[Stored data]
- - - - -

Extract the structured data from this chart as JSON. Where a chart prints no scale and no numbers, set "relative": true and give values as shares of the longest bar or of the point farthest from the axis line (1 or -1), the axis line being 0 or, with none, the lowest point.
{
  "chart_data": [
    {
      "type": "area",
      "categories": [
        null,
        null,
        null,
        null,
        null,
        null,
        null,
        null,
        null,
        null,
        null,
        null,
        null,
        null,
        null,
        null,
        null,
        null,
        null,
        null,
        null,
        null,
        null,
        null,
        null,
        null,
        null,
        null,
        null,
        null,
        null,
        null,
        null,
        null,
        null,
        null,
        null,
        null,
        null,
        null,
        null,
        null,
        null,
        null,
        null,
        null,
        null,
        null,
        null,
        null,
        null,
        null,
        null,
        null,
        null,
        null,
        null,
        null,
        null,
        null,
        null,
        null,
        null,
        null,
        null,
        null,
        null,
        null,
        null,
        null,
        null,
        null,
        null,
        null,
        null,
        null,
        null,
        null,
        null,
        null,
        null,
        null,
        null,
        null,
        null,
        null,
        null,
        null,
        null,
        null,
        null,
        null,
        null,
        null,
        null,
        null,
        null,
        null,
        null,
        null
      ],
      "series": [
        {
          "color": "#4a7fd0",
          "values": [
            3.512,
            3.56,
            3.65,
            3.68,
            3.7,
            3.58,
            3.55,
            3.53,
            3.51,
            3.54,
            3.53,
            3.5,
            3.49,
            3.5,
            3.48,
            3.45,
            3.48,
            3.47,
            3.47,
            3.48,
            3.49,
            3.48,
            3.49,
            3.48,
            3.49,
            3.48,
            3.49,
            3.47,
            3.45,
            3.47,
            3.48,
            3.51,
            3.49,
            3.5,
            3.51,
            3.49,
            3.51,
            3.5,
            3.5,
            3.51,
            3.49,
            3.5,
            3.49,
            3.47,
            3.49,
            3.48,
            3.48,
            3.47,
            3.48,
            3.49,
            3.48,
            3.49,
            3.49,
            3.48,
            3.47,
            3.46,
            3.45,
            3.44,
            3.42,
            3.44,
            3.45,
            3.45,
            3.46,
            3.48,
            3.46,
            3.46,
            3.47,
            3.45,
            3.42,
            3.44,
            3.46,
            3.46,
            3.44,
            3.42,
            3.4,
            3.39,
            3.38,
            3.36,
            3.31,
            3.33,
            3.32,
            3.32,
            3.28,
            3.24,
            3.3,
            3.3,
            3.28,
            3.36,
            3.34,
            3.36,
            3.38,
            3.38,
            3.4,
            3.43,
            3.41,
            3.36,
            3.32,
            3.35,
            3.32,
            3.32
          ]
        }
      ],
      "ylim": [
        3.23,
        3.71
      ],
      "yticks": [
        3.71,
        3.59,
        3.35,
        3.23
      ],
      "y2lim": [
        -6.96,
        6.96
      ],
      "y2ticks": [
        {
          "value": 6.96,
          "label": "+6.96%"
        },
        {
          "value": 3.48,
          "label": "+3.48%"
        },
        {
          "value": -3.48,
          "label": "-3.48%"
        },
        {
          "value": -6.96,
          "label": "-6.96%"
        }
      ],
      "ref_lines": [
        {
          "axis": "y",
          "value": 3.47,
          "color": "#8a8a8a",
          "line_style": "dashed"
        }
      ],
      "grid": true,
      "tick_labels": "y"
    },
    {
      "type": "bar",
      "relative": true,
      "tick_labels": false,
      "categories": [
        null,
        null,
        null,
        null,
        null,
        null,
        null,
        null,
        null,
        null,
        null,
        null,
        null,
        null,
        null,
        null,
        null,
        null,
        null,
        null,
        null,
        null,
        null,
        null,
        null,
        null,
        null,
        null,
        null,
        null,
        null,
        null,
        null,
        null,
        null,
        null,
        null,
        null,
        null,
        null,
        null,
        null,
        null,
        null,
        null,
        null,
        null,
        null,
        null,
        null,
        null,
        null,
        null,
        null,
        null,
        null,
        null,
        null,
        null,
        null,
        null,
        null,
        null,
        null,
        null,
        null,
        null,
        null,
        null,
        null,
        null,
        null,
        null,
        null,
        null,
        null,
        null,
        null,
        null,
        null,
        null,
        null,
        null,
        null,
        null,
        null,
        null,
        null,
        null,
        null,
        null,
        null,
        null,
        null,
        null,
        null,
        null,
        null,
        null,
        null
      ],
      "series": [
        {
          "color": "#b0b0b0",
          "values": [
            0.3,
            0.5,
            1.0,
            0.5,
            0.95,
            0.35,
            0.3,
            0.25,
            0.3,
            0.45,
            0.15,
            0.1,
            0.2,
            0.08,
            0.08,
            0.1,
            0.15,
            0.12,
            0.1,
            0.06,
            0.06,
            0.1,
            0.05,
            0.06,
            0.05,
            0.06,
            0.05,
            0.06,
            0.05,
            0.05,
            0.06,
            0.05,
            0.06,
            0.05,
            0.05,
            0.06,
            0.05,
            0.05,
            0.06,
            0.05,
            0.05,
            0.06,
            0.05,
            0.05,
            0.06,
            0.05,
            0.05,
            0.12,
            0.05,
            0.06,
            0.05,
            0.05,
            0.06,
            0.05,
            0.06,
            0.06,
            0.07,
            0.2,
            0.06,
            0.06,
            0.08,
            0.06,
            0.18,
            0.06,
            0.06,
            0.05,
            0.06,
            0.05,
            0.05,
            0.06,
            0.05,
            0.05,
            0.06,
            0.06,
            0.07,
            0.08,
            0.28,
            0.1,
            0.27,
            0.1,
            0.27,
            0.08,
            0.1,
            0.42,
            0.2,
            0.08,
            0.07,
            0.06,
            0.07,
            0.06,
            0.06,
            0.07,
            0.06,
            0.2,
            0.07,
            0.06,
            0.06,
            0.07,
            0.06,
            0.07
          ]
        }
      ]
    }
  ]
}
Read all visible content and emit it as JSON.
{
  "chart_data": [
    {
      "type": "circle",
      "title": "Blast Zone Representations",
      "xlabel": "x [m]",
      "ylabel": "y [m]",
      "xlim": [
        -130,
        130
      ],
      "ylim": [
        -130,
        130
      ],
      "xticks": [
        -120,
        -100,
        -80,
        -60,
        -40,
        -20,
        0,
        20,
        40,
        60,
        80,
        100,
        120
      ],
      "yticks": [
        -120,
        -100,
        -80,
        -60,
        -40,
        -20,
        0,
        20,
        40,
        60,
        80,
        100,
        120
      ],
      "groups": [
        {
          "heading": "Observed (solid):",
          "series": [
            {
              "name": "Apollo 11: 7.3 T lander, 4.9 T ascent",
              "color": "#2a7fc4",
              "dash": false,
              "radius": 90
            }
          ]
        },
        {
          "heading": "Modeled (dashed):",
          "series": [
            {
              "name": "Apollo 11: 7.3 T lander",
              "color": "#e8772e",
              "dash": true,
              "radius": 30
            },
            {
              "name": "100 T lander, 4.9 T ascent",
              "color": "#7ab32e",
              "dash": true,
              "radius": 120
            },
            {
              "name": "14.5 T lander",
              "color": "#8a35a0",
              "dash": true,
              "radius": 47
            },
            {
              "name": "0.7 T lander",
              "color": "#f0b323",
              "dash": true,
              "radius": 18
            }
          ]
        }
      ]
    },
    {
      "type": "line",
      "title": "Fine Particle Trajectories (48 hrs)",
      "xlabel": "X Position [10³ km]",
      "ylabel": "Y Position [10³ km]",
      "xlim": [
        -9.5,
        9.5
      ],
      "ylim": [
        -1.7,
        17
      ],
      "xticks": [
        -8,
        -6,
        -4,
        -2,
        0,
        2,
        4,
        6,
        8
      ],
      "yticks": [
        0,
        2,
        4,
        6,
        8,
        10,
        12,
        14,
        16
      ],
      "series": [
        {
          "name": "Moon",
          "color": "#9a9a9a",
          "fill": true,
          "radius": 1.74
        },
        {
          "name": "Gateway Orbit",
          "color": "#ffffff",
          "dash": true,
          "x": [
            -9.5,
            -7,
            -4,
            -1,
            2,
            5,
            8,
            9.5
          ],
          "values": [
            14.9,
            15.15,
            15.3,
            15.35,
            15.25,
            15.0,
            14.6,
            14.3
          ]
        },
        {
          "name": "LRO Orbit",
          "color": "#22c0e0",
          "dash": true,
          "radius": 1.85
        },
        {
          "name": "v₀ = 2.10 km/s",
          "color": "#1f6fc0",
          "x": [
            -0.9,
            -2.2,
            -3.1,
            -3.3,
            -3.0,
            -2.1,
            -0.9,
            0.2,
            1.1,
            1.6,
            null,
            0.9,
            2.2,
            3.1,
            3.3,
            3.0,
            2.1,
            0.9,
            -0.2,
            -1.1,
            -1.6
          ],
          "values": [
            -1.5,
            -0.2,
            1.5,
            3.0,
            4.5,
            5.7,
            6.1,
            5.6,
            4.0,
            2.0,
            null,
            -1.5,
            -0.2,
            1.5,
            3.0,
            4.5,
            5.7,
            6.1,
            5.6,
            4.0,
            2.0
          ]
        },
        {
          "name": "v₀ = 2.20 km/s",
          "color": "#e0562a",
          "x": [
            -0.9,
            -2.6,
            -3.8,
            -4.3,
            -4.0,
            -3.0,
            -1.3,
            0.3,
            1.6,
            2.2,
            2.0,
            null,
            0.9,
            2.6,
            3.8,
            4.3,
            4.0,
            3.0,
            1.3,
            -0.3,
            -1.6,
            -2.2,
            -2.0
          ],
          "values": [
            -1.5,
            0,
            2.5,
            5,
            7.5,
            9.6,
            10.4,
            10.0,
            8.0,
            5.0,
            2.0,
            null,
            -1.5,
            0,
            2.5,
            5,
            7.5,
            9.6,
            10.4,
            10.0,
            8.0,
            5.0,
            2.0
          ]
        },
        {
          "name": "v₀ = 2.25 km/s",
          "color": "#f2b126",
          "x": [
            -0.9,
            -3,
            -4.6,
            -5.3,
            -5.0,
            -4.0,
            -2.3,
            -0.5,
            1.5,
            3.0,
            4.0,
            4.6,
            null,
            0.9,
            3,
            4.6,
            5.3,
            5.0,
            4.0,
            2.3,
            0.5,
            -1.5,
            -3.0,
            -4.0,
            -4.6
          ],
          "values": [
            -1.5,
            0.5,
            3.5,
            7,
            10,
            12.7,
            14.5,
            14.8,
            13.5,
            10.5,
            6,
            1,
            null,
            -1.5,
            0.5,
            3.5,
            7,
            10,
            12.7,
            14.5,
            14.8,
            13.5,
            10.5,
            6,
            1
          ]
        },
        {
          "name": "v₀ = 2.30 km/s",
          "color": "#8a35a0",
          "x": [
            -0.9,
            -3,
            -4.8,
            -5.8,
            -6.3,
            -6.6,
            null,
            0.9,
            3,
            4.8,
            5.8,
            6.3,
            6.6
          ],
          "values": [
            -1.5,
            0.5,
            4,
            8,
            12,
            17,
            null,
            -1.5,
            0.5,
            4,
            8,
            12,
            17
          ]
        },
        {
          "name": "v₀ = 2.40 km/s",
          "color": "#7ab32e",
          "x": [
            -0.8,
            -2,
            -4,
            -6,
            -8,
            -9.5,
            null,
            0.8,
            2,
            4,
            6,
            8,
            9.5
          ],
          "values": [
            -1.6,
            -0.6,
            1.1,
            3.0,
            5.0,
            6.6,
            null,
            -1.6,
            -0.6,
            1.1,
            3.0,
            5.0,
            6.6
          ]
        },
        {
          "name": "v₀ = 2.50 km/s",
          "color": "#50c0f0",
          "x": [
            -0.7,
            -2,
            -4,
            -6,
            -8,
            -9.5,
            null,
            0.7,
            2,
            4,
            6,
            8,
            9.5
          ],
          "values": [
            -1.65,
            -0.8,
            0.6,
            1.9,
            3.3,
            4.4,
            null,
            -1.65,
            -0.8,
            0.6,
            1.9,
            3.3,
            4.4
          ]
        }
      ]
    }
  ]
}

- - - - -

WHAT YOU ARE ASKED TO DO
Collect every line with the string "radius" from the records, and copy each.

THE RESULT
              "radius": 90
              "radius": 30
              "radius": 120
              "radius": 47
              "radius": 18
          "radius": 1.74
          "radius": 1.85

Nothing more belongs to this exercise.